[Saved entries]
◇ ◇ ◇ ◇

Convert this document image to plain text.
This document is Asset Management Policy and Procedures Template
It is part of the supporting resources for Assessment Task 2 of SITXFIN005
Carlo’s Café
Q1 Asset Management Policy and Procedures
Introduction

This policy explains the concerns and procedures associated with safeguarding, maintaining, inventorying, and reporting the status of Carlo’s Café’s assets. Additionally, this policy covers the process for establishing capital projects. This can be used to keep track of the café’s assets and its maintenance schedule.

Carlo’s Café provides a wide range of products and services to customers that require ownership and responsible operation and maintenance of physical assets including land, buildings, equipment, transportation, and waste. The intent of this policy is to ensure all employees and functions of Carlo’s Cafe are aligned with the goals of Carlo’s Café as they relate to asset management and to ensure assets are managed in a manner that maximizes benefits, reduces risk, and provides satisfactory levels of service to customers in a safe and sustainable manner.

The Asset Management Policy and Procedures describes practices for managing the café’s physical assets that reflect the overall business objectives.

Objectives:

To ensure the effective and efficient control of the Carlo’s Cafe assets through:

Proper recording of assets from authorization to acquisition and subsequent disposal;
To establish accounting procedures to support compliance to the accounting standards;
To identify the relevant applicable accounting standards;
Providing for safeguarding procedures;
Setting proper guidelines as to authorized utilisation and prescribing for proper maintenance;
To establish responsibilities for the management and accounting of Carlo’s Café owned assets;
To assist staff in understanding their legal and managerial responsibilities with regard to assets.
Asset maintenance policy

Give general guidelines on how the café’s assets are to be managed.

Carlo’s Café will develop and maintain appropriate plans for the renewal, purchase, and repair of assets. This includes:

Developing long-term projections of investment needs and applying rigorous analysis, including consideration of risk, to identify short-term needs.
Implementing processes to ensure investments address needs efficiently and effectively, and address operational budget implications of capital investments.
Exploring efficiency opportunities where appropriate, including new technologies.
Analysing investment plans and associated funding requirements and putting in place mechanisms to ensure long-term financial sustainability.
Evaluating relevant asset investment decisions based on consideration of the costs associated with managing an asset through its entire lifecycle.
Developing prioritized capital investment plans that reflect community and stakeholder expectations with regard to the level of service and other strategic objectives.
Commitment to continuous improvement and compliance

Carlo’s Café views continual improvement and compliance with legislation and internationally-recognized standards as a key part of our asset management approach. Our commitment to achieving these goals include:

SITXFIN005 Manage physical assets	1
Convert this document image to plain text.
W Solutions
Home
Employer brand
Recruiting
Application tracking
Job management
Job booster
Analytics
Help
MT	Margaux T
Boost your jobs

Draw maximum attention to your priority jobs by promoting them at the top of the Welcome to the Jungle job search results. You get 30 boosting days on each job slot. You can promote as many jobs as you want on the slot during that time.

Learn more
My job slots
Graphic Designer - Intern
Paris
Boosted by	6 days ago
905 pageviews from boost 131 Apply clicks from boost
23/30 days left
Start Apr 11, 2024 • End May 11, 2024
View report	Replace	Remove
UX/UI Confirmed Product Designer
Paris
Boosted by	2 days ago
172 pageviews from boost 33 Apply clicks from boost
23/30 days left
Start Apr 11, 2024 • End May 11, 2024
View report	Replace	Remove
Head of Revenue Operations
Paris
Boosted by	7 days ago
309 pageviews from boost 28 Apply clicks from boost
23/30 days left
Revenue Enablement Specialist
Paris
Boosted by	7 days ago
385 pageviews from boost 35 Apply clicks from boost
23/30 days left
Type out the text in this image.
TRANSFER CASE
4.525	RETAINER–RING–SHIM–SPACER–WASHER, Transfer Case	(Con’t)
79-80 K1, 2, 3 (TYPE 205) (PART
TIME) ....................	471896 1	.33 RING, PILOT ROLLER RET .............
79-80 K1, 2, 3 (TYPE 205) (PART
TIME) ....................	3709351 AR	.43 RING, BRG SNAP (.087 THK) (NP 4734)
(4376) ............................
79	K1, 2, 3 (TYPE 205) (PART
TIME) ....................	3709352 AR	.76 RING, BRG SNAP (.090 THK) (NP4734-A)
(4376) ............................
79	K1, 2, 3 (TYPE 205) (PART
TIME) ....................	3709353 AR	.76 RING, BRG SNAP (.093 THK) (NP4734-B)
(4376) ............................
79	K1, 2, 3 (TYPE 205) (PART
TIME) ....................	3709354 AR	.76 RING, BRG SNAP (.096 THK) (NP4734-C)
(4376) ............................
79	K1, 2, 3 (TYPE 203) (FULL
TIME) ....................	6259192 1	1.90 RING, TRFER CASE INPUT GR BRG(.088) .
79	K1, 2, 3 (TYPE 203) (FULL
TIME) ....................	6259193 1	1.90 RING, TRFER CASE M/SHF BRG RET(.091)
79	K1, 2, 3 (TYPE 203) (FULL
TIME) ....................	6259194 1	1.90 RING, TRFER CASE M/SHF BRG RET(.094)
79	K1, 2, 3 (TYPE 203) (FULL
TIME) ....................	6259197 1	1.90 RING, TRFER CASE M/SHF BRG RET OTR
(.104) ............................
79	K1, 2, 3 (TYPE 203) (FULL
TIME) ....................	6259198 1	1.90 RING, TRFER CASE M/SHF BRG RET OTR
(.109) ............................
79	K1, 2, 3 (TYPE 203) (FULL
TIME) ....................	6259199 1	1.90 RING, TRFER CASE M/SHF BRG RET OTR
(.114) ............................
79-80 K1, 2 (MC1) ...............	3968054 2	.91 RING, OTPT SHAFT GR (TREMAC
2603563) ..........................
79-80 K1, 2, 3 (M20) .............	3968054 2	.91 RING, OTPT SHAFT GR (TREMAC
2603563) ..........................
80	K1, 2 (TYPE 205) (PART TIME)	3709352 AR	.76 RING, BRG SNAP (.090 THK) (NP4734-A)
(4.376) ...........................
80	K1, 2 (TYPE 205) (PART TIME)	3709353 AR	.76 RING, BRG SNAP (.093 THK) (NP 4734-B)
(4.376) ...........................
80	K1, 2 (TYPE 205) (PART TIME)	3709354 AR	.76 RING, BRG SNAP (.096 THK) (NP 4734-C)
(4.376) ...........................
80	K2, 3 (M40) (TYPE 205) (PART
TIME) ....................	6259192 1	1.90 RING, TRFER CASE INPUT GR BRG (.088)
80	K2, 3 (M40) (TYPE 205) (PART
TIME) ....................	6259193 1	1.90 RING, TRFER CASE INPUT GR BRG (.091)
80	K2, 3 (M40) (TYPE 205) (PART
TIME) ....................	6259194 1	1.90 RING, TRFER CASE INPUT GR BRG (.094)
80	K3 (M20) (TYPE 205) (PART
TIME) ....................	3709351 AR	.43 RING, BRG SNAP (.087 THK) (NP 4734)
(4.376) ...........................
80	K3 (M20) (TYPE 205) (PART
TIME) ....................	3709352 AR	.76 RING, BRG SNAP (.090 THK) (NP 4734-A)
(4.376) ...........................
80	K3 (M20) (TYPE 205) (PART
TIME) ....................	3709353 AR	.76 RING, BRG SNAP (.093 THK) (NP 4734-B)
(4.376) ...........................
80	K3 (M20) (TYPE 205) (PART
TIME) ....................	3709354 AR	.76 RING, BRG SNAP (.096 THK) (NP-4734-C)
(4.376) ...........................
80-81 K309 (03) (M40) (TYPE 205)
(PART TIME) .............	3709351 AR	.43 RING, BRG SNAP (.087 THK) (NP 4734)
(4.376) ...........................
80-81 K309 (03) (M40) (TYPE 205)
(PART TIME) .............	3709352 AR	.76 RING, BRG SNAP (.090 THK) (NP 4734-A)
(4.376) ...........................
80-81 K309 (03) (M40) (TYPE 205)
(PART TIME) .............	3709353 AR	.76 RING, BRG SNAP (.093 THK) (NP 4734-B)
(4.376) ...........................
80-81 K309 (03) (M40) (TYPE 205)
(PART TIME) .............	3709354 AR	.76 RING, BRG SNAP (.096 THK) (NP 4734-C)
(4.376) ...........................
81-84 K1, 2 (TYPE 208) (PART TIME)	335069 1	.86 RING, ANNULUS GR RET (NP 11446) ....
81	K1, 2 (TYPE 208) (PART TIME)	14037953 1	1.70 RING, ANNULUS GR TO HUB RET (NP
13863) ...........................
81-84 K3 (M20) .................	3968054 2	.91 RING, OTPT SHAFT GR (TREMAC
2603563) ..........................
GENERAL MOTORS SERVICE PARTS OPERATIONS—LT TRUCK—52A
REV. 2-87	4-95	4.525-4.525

◇ ◇ ◇ ◇

Of the lines in this listing, report how many contain the string "your", and give the number only.

2